▸ **Task to carry out**: Retype each entry exactly as written, and keep the pictures out of the copy.

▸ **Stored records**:

Content starts

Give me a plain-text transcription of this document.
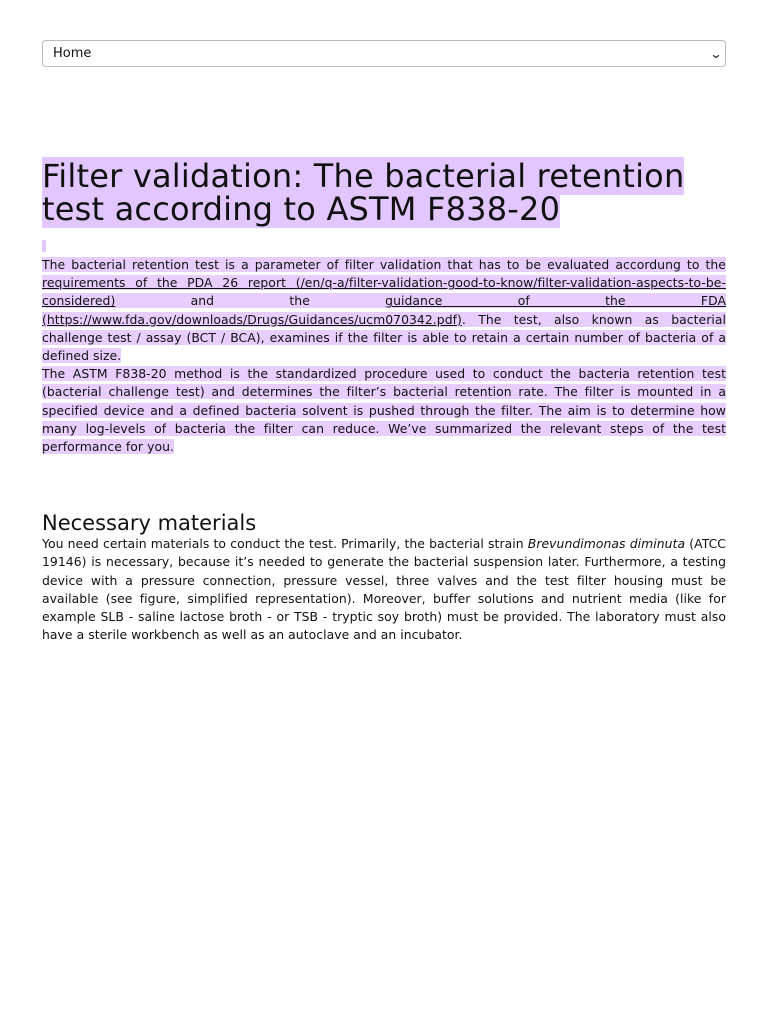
Home	⌄
Filter validation: The bacterial retention test according to ASTM F838-20

The bacterial retention test is a parameter of filter validation that has to be evaluated accordung to the requirements of the PDA 26 report (/en/q-a/filter-validation-good-to-know/filter-validation-aspects-to-be-considered) and the guidance of the FDA (https://www.fda.gov/downloads/Drugs/Guidances/ucm070342.pdf). The test, also known as bacterial challenge test / assay (BCT / BCA), examines if the filter is able to retain a certain number of bacteria of a defined size.

The ASTM F838-20 method is the standardized procedure used to conduct the bacteria retention test (bacterial challenge test) and determines the filter’s bacterial retention rate. The filter is mounted in a specified device and a defined bacteria solvent is pushed through the filter. The aim is to determine how many log-levels of bacteria the filter can reduce. We’ve summarized the relevant steps of the test performance for you.

Necessary materials

You need certain materials to conduct the test. Primarily, the bacterial strain Brevundimonas diminuta (ATCC 19146) is necessary, because it’s needed to generate the bacterial suspension later. Furthermore, a testing device with a pressure connection, pressure vessel, three valves and the test filter housing must be available (see figure, simplified representation). Moreover, buffer solutions and nutrient media (like for example SLB - saline lactose broth - or TSB - tryptic soy broth) must be provided. The laboratory must also have a sterile workbench as well as an autoclave and an incubator.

Content ends

▸ **Your response**:
Give me a plain-text transcription of this document.
Home	⌄
Filter validation: The bacterial retention test according to ASTM F838-20

The bacterial retention test is a parameter of filter validation that has to be evaluated accordung to the requirements of the PDA 26 report (/en/q-a/filter-validation-good-to-know/filter-validation-aspects-to-be-considered) and the guidance of the FDA (https://www.fda.gov/downloads/Drugs/Guidances/ucm070342.pdf). The test, also known as bacterial challenge test / assay (BCT / BCA), examines if the filter is able to retain a certain number of bacteria of a defined size.

The ASTM F838-20 method is the standardized procedure used to conduct the bacteria retention test (bacterial challenge test) and determines the filter’s bacterial retention rate. The filter is mounted in a specified device and a defined bacteria solvent is pushed through the filter. The aim is to determine how many log-levels of bacteria the filter can reduce. We’ve summarized the relevant steps of the test performance for you.

Necessary materials

You need certain materials to conduct the test. Primarily, the bacterial strain Brevundimonas diminuta (ATCC 19146) is necessary, because it’s needed to generate the bacterial suspension later. Furthermore, a testing device with a pressure connection, pressure vessel, three valves and the test filter housing must be available (see figure, simplified representation). Moreover, buffer solutions and nutrient media (like for example SLB - saline lactose broth - or TSB - tryptic soy broth) must be provided. The laboratory must also have a sterile workbench as well as an autoclave and an incubator.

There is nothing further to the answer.